(Saved entries)

------

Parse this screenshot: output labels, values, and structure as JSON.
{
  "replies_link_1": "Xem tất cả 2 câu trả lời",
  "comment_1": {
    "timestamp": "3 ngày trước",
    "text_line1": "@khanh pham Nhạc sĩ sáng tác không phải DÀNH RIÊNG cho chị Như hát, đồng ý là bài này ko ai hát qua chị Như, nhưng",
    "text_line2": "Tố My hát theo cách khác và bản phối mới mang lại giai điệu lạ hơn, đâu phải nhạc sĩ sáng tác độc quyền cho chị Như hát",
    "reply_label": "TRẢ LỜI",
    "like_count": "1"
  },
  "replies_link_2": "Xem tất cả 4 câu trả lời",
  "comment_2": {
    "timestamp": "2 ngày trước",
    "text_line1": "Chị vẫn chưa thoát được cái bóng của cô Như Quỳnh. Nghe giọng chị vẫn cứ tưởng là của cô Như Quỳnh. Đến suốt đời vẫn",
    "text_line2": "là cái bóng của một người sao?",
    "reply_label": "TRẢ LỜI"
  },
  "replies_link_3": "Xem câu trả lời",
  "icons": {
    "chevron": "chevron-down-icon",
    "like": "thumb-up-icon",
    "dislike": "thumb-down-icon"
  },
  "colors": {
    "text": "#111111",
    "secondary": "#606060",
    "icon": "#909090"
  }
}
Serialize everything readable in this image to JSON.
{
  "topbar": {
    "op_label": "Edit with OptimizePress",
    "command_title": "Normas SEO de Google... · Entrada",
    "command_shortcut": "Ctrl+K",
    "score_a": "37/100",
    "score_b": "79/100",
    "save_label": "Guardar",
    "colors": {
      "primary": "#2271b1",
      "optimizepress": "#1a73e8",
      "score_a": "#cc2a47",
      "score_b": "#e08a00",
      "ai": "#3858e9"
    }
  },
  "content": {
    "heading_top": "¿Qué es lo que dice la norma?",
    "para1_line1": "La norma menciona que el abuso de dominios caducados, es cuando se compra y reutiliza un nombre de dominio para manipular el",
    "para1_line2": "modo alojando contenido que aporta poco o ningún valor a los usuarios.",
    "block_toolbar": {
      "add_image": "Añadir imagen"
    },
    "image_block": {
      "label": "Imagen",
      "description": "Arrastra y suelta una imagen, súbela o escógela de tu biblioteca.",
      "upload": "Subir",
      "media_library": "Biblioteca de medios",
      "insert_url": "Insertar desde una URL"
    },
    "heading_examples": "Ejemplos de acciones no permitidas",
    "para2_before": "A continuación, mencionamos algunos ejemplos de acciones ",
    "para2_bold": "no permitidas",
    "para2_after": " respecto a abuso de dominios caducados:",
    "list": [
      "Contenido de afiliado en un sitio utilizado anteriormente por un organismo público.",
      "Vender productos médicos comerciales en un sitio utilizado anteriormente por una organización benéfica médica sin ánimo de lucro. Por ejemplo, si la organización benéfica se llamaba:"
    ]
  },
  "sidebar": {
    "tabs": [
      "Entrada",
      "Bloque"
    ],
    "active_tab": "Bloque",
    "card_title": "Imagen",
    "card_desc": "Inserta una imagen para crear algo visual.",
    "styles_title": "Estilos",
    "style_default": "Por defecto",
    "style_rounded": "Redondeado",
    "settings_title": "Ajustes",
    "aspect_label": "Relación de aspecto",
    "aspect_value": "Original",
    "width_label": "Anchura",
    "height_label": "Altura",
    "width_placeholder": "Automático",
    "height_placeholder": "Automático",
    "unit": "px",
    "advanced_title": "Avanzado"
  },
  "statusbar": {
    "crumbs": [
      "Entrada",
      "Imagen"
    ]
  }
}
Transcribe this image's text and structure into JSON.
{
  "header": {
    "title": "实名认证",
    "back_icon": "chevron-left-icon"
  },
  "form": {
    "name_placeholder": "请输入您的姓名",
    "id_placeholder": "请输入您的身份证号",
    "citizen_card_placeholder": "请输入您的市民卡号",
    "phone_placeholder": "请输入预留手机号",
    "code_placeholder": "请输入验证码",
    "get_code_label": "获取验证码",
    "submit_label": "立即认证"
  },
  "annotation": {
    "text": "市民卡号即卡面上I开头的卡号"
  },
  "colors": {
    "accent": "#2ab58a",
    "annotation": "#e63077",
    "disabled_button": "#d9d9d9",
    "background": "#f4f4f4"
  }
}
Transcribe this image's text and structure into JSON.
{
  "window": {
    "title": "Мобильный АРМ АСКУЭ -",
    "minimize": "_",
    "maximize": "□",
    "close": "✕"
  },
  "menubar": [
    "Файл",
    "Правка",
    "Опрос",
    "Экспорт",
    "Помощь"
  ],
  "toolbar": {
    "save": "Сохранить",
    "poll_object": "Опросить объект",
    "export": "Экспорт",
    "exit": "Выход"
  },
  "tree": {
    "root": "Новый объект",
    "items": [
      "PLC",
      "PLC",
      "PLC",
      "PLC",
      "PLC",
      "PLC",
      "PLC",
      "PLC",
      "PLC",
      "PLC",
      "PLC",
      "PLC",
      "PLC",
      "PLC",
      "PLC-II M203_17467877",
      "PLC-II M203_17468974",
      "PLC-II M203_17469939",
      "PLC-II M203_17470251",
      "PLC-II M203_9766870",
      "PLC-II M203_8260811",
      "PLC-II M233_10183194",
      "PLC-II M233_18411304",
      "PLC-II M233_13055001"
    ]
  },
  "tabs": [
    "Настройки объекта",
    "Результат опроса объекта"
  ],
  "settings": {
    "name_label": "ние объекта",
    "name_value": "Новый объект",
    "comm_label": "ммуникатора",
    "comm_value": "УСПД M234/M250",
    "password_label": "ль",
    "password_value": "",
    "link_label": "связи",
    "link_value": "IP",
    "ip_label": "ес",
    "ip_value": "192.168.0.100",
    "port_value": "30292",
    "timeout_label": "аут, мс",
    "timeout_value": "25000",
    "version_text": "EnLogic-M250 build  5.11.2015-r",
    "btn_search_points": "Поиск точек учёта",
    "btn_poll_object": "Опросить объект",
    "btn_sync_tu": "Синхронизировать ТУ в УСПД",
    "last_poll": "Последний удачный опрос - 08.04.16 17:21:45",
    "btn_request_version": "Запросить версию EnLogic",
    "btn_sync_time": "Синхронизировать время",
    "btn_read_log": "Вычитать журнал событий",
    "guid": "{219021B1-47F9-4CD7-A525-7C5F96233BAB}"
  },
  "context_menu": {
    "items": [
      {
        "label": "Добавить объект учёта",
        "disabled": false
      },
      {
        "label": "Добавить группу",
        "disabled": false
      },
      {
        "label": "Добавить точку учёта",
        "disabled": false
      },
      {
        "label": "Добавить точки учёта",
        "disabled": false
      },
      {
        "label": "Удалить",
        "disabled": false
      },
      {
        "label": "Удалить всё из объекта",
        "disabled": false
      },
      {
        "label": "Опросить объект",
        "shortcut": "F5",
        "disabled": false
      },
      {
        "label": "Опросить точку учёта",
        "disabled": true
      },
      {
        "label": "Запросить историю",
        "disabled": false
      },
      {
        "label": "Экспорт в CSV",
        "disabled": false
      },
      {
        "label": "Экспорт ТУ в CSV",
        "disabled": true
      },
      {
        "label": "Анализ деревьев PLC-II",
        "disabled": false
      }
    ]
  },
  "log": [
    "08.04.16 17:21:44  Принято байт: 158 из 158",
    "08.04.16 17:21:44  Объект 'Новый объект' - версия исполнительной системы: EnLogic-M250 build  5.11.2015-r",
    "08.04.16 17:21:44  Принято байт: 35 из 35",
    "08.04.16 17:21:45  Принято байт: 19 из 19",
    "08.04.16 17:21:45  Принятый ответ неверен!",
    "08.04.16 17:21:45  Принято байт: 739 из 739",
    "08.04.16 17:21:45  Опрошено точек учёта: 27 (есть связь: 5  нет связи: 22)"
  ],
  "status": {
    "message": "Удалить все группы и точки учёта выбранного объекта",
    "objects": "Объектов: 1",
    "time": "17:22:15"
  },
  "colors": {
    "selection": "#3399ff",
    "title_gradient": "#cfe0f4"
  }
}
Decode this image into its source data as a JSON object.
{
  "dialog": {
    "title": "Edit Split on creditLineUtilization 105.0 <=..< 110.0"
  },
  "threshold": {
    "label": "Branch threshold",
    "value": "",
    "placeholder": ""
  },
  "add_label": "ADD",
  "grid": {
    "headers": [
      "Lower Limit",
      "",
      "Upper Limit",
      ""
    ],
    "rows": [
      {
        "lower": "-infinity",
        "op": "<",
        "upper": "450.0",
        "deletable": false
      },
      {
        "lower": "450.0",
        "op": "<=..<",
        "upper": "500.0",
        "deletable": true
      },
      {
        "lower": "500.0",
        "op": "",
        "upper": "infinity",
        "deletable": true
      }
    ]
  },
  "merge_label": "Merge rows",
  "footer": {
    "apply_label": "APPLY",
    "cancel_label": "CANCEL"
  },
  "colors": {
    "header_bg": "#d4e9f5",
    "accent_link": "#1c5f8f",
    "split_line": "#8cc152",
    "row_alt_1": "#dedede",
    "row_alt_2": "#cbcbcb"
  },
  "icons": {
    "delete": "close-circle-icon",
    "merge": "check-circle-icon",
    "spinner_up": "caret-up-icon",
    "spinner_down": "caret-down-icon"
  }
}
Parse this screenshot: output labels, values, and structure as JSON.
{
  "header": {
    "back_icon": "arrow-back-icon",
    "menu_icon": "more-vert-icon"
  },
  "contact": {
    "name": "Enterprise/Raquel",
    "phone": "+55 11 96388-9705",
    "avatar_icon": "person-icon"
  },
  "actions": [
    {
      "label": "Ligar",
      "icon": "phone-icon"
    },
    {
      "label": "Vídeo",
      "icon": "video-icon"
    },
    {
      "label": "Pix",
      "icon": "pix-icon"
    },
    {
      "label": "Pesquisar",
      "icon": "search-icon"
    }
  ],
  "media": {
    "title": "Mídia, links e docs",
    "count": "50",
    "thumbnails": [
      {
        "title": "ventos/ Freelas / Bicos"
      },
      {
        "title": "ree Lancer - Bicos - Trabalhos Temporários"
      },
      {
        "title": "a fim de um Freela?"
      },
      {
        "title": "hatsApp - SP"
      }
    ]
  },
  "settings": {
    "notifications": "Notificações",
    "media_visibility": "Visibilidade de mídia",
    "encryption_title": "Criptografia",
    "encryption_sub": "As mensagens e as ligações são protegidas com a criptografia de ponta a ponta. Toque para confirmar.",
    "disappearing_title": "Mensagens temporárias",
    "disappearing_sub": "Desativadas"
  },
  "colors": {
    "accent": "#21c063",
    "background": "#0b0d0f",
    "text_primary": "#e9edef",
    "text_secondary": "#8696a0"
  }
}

------

Locate the lines above that contain "bóng" and copy them.

Written solution
    "text_line1": "Chị vẫn chưa thoát được cái bóng của cô Như Quỳnh. Nghe giọng chị vẫn cứ tưởng là của cô Như Quỳnh. Đến suốt đời vẫn",
    "text_line2": "là cái bóng của một người sao?",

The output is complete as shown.